**SELECTED TEXT**
>>>>

This study is the first pilot randomized controlled study to use SampEn of cadence and effort combined with IMU sensors to evaluate the potential implications of an adaptive cycling program for individuals with PD. The incorporation of IMU sensors allowed for continuous, objective monitoring of motor function and mobility throughout the intervention, providing a more precise and detailed understanding of how participants responded to the PSADC paradigm. Not only did participants show greater improvement in PD motor function and functional mobility, but they also showed less heterogeneity in responses than the NA group. Our findings suggest that a data-driven, individualized exercise rehabilitation plan, supported by IMU sensor data, can improve and potentially maximize the effects of dynamic cycling exercise on PD motor function and mobility. For future research, we plan to conduct a larger double-blind RCT to validate these findings further. This approach will enhance the scientific validity and provide more strong evidence for the PSADC protocol. Additionally, we plan to update the PSADC algorithms using signal processing for feature extraction and machine learning (for feature selection, developing a predictive model, and optimization to maximize individualized benefits) and a larger dataset and examine the application of both within session and session to session-to-session PSADC optimizations to enhance motor function improvement. The continued integration of IMU sensor data into the PSADC paradigm will enable us to provide a more accurate, immediate, and patient-specific exercise prescription model for individuals with PD.

6. Patents

Angela Ridgel and Kenneth Loparo are co-inventors on two patents that are related to the device used in this study: “Bike System for Use in Rehabilitation of a Patient”, US 10,058,736.

Acknowledgments

The authors would like to thank Hassan Abdar (CTI Sensors) for building the dynamic cycle used in this study and providing technical support.

Author Contributions

Y.K.: data collection, statistical analysis, writing—original draft. B.E.S.: data collection, writing—review and editing. L.S.: data collection, writing—review and editing. K.A.L.: study design, funding acquisition, writing—review and editing. A.G.S.: study design, participants recruitment, funding acquisition, Writing—review and editing. A.L.R.: Study design, funding acquisition, project administrations and supervision, writing—review and editing. All authors have read and agreed to the published version of the manuscript.

Institutional Review Board Statement

The study was conducted in accordance with the Declaration of Helsinki and approved by the Institutional Review Board of Kent State University (protocol number #87, approved March 2022).

Informed Consent Statement

Written informed consent was obtained from all subjects involved in the study.

<<<<

**ACTIONS TO TAKE**
[1] Decide whether each statement agrees with the adaptive cycling passage, answering yes or no and quoting the words of the passage that settle it. (a) The study was approved by the Institutional Review Board of Kent State University in March 2022. (b) The NA group showed less heterogeneity in responses than the other participants. (c) Hassan Abdar is a co-inventor on the patents related to the device.
[2] Pull out the part of the adaptive cycling passage from "Author Contributions" to "in the study.", copying it word for word.
The listing after this point is separate material and has no connection to the adaptive cycling passage.

**GIVEN RECORDS**
>>>>

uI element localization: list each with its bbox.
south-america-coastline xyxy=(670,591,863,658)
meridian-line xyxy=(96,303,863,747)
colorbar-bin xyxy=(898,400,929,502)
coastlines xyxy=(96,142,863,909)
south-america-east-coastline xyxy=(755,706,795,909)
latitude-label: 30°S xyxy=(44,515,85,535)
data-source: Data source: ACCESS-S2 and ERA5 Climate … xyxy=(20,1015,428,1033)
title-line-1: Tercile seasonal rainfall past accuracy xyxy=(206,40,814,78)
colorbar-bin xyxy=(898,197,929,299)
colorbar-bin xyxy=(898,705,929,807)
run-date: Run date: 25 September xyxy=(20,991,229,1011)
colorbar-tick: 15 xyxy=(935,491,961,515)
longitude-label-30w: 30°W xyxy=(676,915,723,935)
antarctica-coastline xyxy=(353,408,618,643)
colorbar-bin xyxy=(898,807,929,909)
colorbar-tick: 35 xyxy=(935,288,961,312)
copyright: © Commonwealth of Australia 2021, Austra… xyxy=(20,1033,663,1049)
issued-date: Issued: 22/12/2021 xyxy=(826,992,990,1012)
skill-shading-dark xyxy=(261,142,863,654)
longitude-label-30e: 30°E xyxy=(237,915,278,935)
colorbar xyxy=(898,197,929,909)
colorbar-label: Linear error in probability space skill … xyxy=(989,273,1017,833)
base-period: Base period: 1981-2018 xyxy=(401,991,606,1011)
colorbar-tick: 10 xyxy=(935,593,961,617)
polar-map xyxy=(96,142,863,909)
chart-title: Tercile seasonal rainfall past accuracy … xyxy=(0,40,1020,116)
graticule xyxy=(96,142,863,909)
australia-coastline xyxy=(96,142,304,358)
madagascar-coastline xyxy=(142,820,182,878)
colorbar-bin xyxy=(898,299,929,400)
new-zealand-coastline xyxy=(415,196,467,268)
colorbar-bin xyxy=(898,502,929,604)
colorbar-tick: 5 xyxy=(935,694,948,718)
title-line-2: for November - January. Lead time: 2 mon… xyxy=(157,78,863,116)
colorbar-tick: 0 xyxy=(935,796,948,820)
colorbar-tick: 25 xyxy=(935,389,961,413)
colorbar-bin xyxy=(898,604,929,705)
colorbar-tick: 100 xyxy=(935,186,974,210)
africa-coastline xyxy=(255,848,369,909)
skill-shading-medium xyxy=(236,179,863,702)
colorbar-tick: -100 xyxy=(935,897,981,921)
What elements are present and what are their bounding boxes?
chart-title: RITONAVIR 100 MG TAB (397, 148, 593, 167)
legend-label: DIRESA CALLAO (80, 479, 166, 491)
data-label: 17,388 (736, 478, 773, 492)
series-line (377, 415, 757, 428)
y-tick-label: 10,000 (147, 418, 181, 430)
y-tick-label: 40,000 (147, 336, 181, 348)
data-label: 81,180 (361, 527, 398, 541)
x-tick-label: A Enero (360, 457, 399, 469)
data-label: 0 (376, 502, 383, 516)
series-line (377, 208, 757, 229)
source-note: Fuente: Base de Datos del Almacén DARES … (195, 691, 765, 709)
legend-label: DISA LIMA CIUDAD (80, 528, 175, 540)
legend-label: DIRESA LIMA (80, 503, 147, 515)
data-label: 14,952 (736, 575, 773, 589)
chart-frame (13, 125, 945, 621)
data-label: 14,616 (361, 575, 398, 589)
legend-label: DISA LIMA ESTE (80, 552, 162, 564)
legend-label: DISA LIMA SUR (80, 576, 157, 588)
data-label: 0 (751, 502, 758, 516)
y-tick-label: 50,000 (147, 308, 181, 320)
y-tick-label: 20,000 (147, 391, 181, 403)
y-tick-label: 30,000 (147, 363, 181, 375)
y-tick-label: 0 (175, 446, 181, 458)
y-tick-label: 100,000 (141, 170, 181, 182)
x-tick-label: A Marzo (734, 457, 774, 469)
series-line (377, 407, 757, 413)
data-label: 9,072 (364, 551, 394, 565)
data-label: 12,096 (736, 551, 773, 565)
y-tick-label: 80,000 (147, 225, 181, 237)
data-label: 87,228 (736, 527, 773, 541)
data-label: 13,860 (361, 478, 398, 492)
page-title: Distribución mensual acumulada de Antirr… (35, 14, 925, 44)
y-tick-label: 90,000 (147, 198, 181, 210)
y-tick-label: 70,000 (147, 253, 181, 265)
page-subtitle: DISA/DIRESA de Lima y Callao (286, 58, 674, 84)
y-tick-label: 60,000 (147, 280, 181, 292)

<<<<

**EXPECTED RESULTS**
[1]
(a) Yes: "approved by the Institutional Review Board of Kent State University (protocol number #87, approved March 2022)"
(b) No: "they also showed less heterogeneity in responses than the NA group"
(c) No: "Angela Ridgel and Kenneth Loparo are co-inventors on two patents"

[2]
Author Contributions

Y.K.: data collection, statistical analysis, writing—original draft. B.E.S.: data collection, writing—review and editing. L.S.: data collection, writing—review and editing. K.A.L.: study design, funding acquisition, writing—review and editing. A.G.S.: study design, participants recruitment, funding acquisition, Writing—review and editing. A.L.R.: Study design, funding acquisition, project administrations and supervision, writing—review and editing. All authors have read and agreed to the published version of the manuscript.

Institutional Review Board Statement

The study was conducted in accordance with the Declaration of Helsinki and approved by the Institutional Review Board of Kent State University (protocol number #87, approved March 2022).

Informed Consent Statement

Written informed consent was obtained from all subjects involved in the study.